- _What to produce_:
All records must be quoted exactly. Omit the pictures.

- _Data records_:

··········

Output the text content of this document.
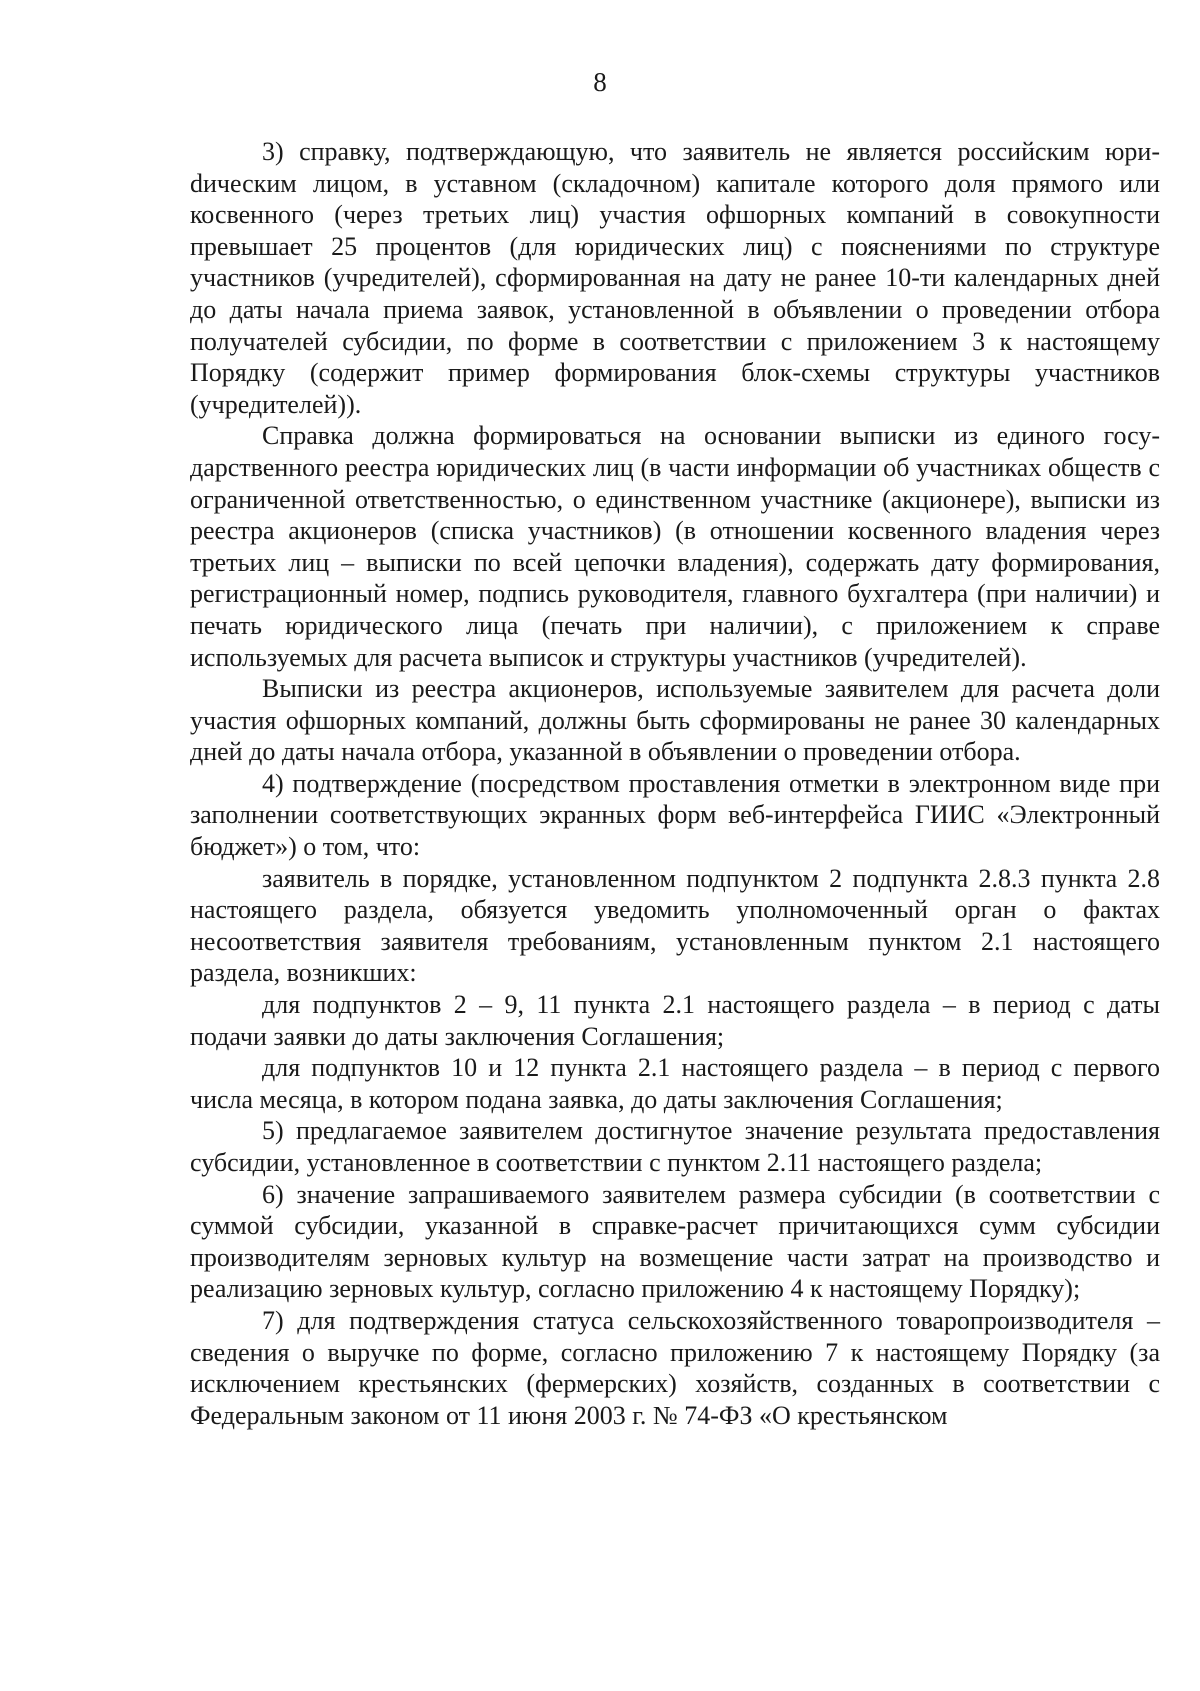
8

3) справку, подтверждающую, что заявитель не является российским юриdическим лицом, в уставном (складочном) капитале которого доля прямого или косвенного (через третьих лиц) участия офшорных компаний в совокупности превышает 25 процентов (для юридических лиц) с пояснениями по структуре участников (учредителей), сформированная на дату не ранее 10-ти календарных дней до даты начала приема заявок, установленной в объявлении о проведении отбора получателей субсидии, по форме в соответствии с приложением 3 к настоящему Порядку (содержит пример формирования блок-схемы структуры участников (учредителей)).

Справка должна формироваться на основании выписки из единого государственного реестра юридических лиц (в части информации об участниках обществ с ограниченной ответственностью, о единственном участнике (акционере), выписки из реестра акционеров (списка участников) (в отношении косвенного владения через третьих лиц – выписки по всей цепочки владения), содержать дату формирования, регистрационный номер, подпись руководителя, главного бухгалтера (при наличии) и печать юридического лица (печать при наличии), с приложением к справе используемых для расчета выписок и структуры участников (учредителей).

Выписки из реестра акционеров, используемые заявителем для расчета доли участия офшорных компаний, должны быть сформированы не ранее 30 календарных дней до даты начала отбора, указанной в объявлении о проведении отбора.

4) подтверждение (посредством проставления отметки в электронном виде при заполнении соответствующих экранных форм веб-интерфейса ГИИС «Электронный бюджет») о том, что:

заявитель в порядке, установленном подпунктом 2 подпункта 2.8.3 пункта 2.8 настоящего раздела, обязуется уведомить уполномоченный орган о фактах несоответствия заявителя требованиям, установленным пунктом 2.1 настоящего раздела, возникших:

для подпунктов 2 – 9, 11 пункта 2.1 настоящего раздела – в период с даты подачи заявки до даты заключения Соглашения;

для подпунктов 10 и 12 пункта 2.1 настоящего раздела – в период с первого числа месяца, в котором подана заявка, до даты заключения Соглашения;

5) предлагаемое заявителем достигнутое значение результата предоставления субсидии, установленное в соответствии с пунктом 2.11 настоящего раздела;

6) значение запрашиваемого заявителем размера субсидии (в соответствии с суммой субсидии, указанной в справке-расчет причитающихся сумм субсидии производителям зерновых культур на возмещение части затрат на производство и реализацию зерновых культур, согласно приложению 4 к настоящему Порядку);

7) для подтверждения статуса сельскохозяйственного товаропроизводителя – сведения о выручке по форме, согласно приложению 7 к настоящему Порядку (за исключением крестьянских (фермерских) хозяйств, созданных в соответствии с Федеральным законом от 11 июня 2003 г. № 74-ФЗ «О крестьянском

··········

- _Written solution_:
Output the text content of this document.
8

3) справку, подтверждающую, что заявитель не является российским юриdическим лицом, в уставном (складочном) капитале которого доля прямого или косвенного (через третьих лиц) участия офшорных компаний в совокупности превышает 25 процентов (для юридических лиц) с пояснениями по структуре участников (учредителей), сформированная на дату не ранее 10-ти календарных дней до даты начала приема заявок, установленной в объявлении о проведении отбора получателей субсидии, по форме в соответствии с приложением 3 к настоящему Порядку (содержит пример формирования блок-схемы структуры участников (учредителей)).

Справка должна формироваться на основании выписки из единого государственного реестра юридических лиц (в части информации об участниках обществ с ограниченной ответственностью, о единственном участнике (акционере), выписки из реестра акционеров (списка участников) (в отношении косвенного владения через третьих лиц – выписки по всей цепочки владения), содержать дату формирования, регистрационный номер, подпись руководителя, главного бухгалтера (при наличии) и печать юридического лица (печать при наличии), с приложением к справе используемых для расчета выписок и структуры участников (учредителей).

Выписки из реестра акционеров, используемые заявителем для расчета доли участия офшорных компаний, должны быть сформированы не ранее 30 календарных дней до даты начала отбора, указанной в объявлении о проведении отбора.

4) подтверждение (посредством проставления отметки в электронном виде при заполнении соответствующих экранных форм веб-интерфейса ГИИС «Электронный бюджет») о том, что:

заявитель в порядке, установленном подпунктом 2 подпункта 2.8.3 пункта 2.8 настоящего раздела, обязуется уведомить уполномоченный орган о фактах несоответствия заявителя требованиям, установленным пунктом 2.1 настоящего раздела, возникших:

для подпунктов 2 – 9, 11 пункта 2.1 настоящего раздела – в период с даты подачи заявки до даты заключения Соглашения;

для подпунктов 10 и 12 пункта 2.1 настоящего раздела – в период с первого числа месяца, в котором подана заявка, до даты заключения Соглашения;

5) предлагаемое заявителем достигнутое значение результата предоставления субсидии, установленное в соответствии с пунктом 2.11 настоящего раздела;

6) значение запрашиваемого заявителем размера субсидии (в соответствии с суммой субсидии, указанной в справке-расчет причитающихся сумм субсидии производителям зерновых культур на возмещение части затрат на производство и реализацию зерновых культур, согласно приложению 4 к настоящему Порядку);

7) для подтверждения статуса сельскохозяйственного товаропроизводителя – сведения о выручке по форме, согласно приложению 7 к настоящему Порядку (за исключением крестьянских (фермерских) хозяйств, созданных в соответствии с Федеральным законом от 11 июня 2003 г. № 74-ФЗ «О крестьянском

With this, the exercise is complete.